- Work required -
Please print all of the material below, word for word.

— Begin —

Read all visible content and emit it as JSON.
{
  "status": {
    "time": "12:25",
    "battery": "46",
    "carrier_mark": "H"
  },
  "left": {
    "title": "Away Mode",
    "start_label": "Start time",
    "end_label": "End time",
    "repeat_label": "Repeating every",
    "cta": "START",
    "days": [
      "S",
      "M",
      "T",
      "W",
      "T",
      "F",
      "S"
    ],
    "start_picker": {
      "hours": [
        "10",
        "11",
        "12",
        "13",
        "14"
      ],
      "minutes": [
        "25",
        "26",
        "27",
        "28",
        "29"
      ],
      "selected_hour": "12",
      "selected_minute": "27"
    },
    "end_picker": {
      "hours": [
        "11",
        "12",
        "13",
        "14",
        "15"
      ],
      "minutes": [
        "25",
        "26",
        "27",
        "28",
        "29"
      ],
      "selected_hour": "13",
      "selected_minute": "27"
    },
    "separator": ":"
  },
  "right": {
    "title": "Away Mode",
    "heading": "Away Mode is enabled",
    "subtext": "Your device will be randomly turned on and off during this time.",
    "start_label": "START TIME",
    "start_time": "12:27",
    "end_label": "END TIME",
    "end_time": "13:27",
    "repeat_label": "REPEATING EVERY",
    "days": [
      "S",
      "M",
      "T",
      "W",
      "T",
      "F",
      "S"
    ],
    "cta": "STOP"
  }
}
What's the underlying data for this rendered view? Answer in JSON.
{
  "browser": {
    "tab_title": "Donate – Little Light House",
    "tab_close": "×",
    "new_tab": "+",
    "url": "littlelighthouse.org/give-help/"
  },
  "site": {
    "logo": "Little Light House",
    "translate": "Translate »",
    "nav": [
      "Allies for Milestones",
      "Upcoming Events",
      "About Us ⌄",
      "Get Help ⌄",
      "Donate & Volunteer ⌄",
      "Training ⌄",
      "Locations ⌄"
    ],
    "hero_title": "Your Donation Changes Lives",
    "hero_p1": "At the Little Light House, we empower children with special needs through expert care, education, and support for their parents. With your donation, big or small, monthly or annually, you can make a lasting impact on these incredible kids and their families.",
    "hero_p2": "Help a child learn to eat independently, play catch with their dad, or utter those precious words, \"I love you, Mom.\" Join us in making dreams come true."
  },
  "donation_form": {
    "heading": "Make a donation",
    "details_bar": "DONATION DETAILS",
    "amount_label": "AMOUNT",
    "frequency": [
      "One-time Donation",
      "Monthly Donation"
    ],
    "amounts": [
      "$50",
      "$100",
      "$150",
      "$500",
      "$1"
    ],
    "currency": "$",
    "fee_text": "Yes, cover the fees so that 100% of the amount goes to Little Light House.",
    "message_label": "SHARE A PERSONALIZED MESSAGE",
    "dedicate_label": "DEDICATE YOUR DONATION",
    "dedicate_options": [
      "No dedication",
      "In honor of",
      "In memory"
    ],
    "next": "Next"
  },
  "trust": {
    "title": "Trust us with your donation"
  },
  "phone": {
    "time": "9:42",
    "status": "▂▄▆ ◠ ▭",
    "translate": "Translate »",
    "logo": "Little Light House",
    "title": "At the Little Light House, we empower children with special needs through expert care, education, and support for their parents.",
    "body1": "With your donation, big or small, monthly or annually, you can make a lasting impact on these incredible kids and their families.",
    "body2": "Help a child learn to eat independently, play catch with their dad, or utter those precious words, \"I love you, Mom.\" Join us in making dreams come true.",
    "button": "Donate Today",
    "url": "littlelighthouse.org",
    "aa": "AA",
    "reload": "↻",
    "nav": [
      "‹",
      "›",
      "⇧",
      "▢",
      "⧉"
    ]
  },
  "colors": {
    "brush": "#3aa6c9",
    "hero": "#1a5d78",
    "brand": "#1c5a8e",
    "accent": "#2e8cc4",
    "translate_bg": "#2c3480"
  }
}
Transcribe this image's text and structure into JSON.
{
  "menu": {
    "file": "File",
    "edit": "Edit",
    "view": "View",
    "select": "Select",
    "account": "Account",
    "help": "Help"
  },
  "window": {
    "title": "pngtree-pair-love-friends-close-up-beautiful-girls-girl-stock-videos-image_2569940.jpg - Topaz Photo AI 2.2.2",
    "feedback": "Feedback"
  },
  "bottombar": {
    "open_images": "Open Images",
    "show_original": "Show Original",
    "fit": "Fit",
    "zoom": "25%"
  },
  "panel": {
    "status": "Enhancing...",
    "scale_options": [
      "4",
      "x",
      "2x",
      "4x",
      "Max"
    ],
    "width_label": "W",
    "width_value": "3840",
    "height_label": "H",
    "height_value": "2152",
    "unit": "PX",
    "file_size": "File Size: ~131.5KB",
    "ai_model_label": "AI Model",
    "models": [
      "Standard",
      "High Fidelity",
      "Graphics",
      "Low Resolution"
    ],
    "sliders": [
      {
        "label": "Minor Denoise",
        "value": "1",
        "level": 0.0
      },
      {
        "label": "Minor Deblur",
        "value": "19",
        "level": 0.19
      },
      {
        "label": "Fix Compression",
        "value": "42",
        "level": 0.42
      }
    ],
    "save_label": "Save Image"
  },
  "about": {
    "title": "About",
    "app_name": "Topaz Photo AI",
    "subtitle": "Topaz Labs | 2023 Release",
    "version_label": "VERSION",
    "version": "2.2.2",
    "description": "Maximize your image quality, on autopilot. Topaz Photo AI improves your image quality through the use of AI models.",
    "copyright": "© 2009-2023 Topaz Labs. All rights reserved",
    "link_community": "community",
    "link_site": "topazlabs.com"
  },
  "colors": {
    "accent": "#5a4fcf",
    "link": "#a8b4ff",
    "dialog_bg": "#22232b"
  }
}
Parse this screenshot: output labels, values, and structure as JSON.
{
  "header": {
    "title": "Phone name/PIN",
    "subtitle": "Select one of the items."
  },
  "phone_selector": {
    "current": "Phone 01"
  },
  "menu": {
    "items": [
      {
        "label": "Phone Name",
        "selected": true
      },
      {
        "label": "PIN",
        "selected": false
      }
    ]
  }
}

— End —

- Result -
Read all visible content and emit it as JSON.
{
  "status": {
    "time": "12:25",
    "battery": "46",
    "carrier_mark": "H"
  },
  "left": {
    "title": "Away Mode",
    "start_label": "Start time",
    "end_label": "End time",
    "repeat_label": "Repeating every",
    "cta": "START",
    "days": [
      "S",
      "M",
      "T",
      "W",
      "T",
      "F",
      "S"
    ],
    "start_picker": {
      "hours": [
        "10",
        "11",
        "12",
        "13",
        "14"
      ],
      "minutes": [
        "25",
        "26",
        "27",
        "28",
        "29"
      ],
      "selected_hour": "12",
      "selected_minute": "27"
    },
    "end_picker": {
      "hours": [
        "11",
        "12",
        "13",
        "14",
        "15"
      ],
      "minutes": [
        "25",
        "26",
        "27",
        "28",
        "29"
      ],
      "selected_hour": "13",
      "selected_minute": "27"
    },
    "separator": ":"
  },
  "right": {
    "title": "Away Mode",
    "heading": "Away Mode is enabled",
    "subtext": "Your device will be randomly turned on and off during this time.",
    "start_label": "START TIME",
    "start_time": "12:27",
    "end_label": "END TIME",
    "end_time": "13:27",
    "repeat_label": "REPEATING EVERY",
    "days": [
      "S",
      "M",
      "T",
      "W",
      "T",
      "F",
      "S"
    ],
    "cta": "STOP"
  }
}
What's the underlying data for this rendered view? Answer in JSON.
{
  "browser": {
    "tab_title": "Donate – Little Light House",
    "tab_close": "×",
    "new_tab": "+",
    "url": "littlelighthouse.org/give-help/"
  },
  "site": {
    "logo": "Little Light House",
    "translate": "Translate »",
    "nav": [
      "Allies for Milestones",
      "Upcoming Events",
      "About Us ⌄",
      "Get Help ⌄",
      "Donate & Volunteer ⌄",
      "Training ⌄",
      "Locations ⌄"
    ],
    "hero_title": "Your Donation Changes Lives",
    "hero_p1": "At the Little Light House, we empower children with special needs through expert care, education, and support for their parents. With your donation, big or small, monthly or annually, you can make a lasting impact on these incredible kids and their families.",
    "hero_p2": "Help a child learn to eat independently, play catch with their dad, or utter those precious words, \"I love you, Mom.\" Join us in making dreams come true."
  },
  "donation_form": {
    "heading": "Make a donation",
    "details_bar": "DONATION DETAILS",
    "amount_label": "AMOUNT",
    "frequency": [
      "One-time Donation",
      "Monthly Donation"
    ],
    "amounts": [
      "$50",
      "$100",
      "$150",
      "$500",
      "$1"
    ],
    "currency": "$",
    "fee_text": "Yes, cover the fees so that 100% of the amount goes to Little Light House.",
    "message_label": "SHARE A PERSONALIZED MESSAGE",
    "dedicate_label": "DEDICATE YOUR DONATION",
    "dedicate_options": [
      "No dedication",
      "In honor of",
      "In memory"
    ],
    "next": "Next"
  },
  "trust": {
    "title": "Trust us with your donation"
  },
  "phone": {
    "time": "9:42",
    "status": "▂▄▆ ◠ ▭",
    "translate": "Translate »",
    "logo": "Little Light House",
    "title": "At the Little Light House, we empower children with special needs through expert care, education, and support for their parents.",
    "body1": "With your donation, big or small, monthly or annually, you can make a lasting impact on these incredible kids and their families.",
    "body2": "Help a child learn to eat independently, play catch with their dad, or utter those precious words, \"I love you, Mom.\" Join us in making dreams come true.",
    "button": "Donate Today",
    "url": "littlelighthouse.org",
    "aa": "AA",
    "reload": "↻",
    "nav": [
      "‹",
      "›",
      "⇧",
      "▢",
      "⧉"
    ]
  },
  "colors": {
    "brush": "#3aa6c9",
    "hero": "#1a5d78",
    "brand": "#1c5a8e",
    "accent": "#2e8cc4",
    "translate_bg": "#2c3480"
  }
}
Transcribe this image's text and structure into JSON.
{
  "menu": {
    "file": "File",
    "edit": "Edit",
    "view": "View",
    "select": "Select",
    "account": "Account",
    "help": "Help"
  },
  "window": {
    "title": "pngtree-pair-love-friends-close-up-beautiful-girls-girl-stock-videos-image_2569940.jpg - Topaz Photo AI 2.2.2",
    "feedback": "Feedback"
  },
  "bottombar": {
    "open_images": "Open Images",
    "show_original": "Show Original",
    "fit": "Fit",
    "zoom": "25%"
  },
  "panel": {
    "status": "Enhancing...",
    "scale_options": [
      "4",
      "x",
      "2x",
      "4x",
      "Max"
    ],
    "width_label": "W",
    "width_value": "3840",
    "height_label": "H",
    "height_value": "2152",
    "unit": "PX",
    "file_size": "File Size: ~131.5KB",
    "ai_model_label": "AI Model",
    "models": [
      "Standard",
      "High Fidelity",
      "Graphics",
      "Low Resolution"
    ],
    "sliders": [
      {
        "label": "Minor Denoise",
        "value": "1",
        "level": 0.0
      },
      {
        "label": "Minor Deblur",
        "value": "19",
        "level": 0.19
      },
      {
        "label": "Fix Compression",
        "value": "42",
        "level": 0.42
      }
    ],
    "save_label": "Save Image"
  },
  "about": {
    "title": "About",
    "app_name": "Topaz Photo AI",
    "subtitle": "Topaz Labs | 2023 Release",
    "version_label": "VERSION",
    "version": "2.2.2",
    "description": "Maximize your image quality, on autopilot. Topaz Photo AI improves your image quality through the use of AI models.",
    "copyright": "© 2009-2023 Topaz Labs. All rights reserved",
    "link_community": "community",
    "link_site": "topazlabs.com"
  },
  "colors": {
    "accent": "#5a4fcf",
    "link": "#a8b4ff",
    "dialog_bg": "#22232b"
  }
}
Parse this screenshot: output labels, values, and structure as JSON.
{
  "header": {
    "title": "Phone name/PIN",
    "subtitle": "Select one of the items."
  },
  "phone_selector": {
    "current": "Phone 01"
  },
  "menu": {
    "items": [
      {
        "label": "Phone Name",
        "selected": true
      },
      {
        "label": "PIN",
        "selected": false
      }
    ]
  }
}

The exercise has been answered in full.